◆ **Brief**: Return each line containing the string "ylabel".
>> Begin
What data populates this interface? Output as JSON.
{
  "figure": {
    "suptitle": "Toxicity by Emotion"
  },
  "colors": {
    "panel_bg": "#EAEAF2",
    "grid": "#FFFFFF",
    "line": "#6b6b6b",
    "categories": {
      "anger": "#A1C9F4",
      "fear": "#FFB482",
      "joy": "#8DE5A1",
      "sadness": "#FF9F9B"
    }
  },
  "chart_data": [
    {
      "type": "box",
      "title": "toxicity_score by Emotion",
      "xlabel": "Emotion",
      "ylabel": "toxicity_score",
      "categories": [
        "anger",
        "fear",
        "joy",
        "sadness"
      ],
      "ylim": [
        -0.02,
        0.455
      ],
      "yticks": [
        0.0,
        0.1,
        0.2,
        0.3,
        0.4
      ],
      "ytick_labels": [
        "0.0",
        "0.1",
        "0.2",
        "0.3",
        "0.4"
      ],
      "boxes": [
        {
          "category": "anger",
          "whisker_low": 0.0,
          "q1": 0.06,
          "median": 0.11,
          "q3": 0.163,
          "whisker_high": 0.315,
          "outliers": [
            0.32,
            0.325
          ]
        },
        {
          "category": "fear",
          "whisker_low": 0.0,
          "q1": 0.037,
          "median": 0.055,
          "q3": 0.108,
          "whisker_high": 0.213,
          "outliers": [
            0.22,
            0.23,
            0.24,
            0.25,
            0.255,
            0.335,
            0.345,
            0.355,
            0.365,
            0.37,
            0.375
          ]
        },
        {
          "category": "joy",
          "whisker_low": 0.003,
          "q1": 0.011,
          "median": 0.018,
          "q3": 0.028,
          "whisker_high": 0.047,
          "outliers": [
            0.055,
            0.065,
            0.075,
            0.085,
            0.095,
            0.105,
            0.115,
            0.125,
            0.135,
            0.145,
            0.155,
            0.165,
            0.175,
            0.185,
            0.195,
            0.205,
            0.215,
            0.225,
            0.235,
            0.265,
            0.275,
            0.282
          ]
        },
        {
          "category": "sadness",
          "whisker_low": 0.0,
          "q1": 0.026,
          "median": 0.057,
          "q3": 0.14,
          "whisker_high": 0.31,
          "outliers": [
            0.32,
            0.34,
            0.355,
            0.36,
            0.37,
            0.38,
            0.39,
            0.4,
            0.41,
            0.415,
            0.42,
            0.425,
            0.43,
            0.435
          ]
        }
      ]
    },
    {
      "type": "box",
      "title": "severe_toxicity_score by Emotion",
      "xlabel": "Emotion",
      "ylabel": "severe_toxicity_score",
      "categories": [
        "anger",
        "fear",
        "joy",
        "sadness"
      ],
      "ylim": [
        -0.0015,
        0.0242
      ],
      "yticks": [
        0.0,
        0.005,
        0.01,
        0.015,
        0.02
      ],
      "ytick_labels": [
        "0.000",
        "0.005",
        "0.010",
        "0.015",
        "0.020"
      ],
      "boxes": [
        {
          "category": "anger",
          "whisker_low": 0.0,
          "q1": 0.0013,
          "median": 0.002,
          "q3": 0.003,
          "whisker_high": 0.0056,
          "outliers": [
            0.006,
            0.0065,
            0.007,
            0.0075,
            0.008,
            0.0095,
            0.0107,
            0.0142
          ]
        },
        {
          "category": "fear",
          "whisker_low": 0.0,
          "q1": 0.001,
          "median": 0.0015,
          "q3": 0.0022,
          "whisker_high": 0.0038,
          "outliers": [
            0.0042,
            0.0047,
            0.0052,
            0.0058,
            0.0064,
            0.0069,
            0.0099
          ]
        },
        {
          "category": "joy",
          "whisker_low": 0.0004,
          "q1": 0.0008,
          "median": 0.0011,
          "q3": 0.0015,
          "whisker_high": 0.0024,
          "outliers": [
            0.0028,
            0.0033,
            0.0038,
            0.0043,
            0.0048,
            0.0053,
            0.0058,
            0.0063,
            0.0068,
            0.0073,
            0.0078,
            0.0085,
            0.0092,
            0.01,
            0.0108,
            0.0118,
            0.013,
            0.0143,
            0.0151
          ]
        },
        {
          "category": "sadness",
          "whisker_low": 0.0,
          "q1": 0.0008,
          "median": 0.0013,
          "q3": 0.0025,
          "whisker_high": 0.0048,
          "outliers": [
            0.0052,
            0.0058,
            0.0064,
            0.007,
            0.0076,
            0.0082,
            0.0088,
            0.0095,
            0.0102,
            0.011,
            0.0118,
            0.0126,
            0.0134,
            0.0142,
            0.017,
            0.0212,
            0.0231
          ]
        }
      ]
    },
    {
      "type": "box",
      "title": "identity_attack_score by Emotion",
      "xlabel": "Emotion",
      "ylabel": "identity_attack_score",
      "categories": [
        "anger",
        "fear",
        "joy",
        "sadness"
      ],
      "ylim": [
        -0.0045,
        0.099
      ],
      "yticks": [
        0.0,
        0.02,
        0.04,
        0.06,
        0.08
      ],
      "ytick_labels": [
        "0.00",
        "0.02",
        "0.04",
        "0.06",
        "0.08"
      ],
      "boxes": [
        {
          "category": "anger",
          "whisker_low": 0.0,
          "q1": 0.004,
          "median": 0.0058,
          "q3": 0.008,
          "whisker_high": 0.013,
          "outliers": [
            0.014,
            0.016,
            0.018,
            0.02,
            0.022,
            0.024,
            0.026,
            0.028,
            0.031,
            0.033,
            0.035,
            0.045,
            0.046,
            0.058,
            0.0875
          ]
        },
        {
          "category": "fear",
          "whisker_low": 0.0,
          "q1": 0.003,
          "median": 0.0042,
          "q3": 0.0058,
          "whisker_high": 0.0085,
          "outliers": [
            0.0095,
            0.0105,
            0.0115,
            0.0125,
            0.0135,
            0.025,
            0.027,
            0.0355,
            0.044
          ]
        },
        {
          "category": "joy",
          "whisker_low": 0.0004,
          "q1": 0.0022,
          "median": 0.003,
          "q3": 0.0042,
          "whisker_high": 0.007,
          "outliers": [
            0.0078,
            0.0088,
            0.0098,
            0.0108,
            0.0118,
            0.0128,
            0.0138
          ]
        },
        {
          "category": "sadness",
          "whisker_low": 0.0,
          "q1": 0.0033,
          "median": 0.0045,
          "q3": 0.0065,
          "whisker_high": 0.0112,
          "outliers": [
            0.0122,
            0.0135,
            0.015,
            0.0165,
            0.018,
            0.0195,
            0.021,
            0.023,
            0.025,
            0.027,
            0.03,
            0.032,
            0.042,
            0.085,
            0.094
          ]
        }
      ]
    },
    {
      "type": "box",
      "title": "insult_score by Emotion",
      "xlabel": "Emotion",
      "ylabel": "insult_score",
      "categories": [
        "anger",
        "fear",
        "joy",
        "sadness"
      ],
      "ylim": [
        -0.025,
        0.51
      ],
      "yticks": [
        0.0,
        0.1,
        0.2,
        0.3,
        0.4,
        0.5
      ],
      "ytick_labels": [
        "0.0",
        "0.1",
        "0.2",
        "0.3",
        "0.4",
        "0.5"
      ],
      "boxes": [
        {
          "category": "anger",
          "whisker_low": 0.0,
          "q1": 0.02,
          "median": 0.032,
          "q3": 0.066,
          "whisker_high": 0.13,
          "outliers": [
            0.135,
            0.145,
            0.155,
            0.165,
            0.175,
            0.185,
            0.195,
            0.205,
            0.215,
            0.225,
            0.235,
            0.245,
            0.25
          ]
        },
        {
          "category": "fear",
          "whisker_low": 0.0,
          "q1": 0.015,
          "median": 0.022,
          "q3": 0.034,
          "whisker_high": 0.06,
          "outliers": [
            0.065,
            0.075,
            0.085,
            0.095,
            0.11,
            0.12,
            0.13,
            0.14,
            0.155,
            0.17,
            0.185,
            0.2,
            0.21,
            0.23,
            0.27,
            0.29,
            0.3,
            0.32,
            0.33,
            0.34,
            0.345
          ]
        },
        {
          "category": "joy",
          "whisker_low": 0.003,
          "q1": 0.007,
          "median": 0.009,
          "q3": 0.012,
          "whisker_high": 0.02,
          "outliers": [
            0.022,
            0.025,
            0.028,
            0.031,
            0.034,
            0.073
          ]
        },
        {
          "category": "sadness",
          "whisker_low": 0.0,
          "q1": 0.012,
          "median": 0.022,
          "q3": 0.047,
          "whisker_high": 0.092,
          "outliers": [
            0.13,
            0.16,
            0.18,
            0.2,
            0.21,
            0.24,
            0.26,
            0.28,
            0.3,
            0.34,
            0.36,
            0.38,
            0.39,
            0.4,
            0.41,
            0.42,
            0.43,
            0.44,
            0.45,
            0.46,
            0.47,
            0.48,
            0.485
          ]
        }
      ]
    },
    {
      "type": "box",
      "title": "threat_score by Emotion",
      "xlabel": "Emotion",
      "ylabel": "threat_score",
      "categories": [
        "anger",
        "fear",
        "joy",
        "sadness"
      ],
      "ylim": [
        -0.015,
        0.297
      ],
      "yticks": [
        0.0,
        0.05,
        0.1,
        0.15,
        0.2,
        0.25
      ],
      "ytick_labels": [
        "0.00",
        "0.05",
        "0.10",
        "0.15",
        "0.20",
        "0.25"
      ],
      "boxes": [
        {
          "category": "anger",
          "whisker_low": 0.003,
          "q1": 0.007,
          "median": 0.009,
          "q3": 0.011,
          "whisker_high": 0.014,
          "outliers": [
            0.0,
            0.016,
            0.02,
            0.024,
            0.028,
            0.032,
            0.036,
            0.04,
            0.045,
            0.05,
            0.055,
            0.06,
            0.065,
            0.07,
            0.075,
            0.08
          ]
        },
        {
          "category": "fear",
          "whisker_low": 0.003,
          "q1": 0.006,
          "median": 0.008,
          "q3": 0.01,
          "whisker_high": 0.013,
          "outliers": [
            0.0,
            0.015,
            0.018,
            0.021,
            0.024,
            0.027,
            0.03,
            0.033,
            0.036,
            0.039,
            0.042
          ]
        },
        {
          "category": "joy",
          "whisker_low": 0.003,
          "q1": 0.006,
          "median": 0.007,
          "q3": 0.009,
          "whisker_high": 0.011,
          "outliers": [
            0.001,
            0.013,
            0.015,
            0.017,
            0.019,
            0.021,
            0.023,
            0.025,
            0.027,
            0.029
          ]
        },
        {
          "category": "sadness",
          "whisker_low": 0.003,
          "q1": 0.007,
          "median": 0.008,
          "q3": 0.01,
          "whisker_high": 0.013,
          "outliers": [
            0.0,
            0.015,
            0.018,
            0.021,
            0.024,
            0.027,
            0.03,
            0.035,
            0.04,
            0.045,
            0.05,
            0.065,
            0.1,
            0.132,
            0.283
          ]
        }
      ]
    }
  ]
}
>> End
◆ **Finished answer**:
      "ylabel": "toxicity_score",
      "ylabel": "severe_toxicity_score",
      "ylabel": "identity_attack_score",
      "ylabel": "insult_score",
      "ylabel": "threat_score",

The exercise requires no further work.